=== DO THIS ===
Every entry below should be repeated exactly; the pictures should not.

=== SUPPLIED DATA ===
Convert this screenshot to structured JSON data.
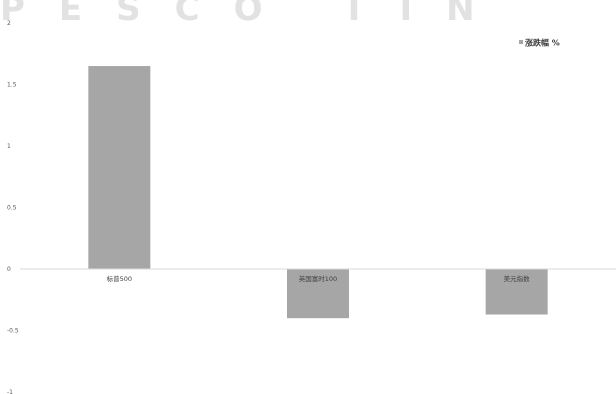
{
  "watermark": "PESCO TIN",
  "chart_data": {
    "type": "bar",
    "categories": [
      "标普500",
      "英国富时100",
      "美元指数"
    ],
    "series": [
      {
        "name": "涨跌幅 %",
        "values": [
          1.65,
          -0.4,
          -0.37
        ],
        "color": "#a6a6a6"
      }
    ],
    "ylim": [
      -1,
      2
    ],
    "yticks": [
      -1,
      -0.5,
      0,
      0.5,
      1,
      1.5,
      2
    ],
    "ytick_labels": [
      "-1",
      "-0.5",
      "0",
      "0.5",
      "1",
      "1.5",
      "2"
    ],
    "grid": false,
    "legend": "top-right",
    "title": "",
    "xlabel": "",
    "ylabel": ""
  }
}
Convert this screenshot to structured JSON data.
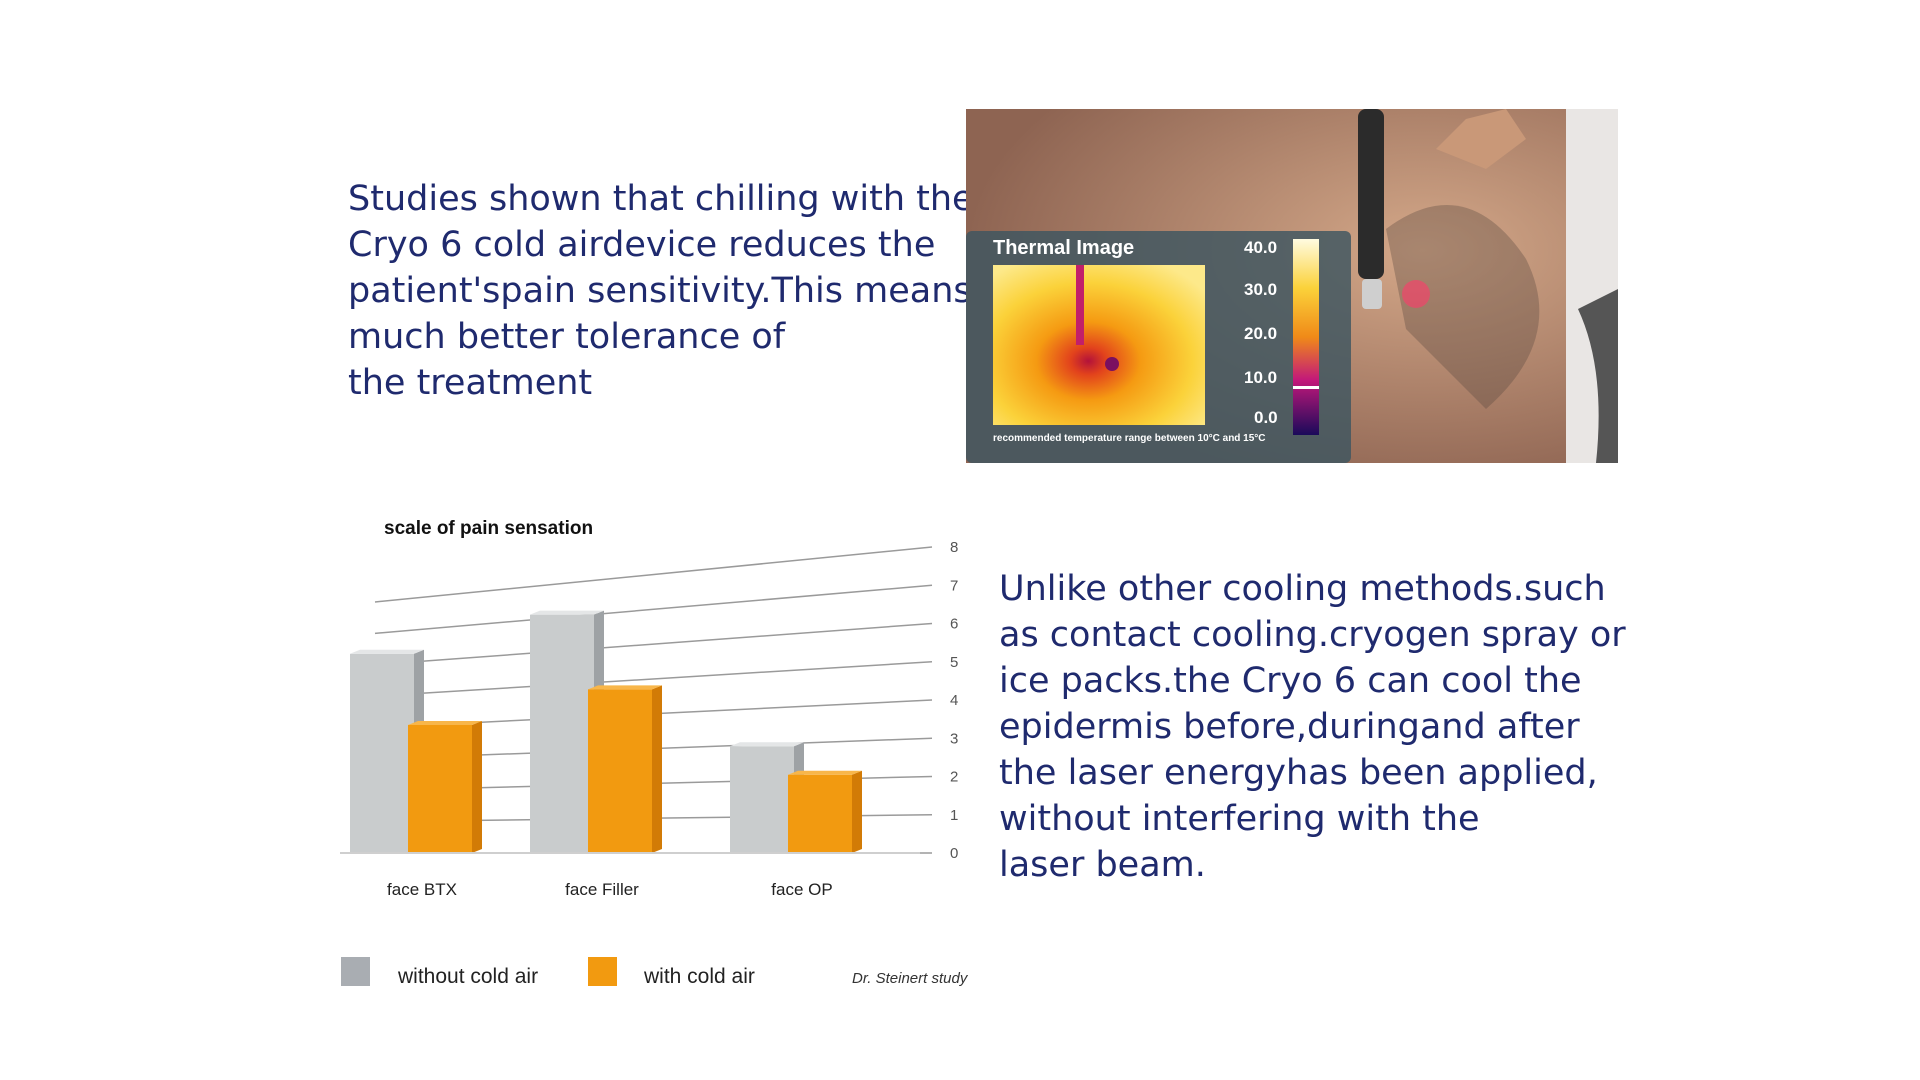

=== ANSWER ===
Convert this screenshot to structured JSON data.
{
  "watermark": "PESCO TIN",
  "chart_data": {
    "type": "bar",
    "categories": [
      "标普500",
      "英国富时100",
      "美元指数"
    ],
    "series": [
      {
        "name": "涨跌幅 %",
        "values": [
          1.65,
          -0.4,
          -0.37
        ],
        "color": "#a6a6a6"
      }
    ],
    "ylim": [
      -1,
      2
    ],
    "yticks": [
      -1,
      -0.5,
      0,
      0.5,
      1,
      1.5,
      2
    ],
    "ytick_labels": [
      "-1",
      "-0.5",
      "0",
      "0.5",
      "1",
      "1.5",
      "2"
    ],
    "grid": false,
    "legend": "top-right",
    "title": "",
    "xlabel": "",
    "ylabel": ""
  }
}
Convert this screenshot to structured JSON data.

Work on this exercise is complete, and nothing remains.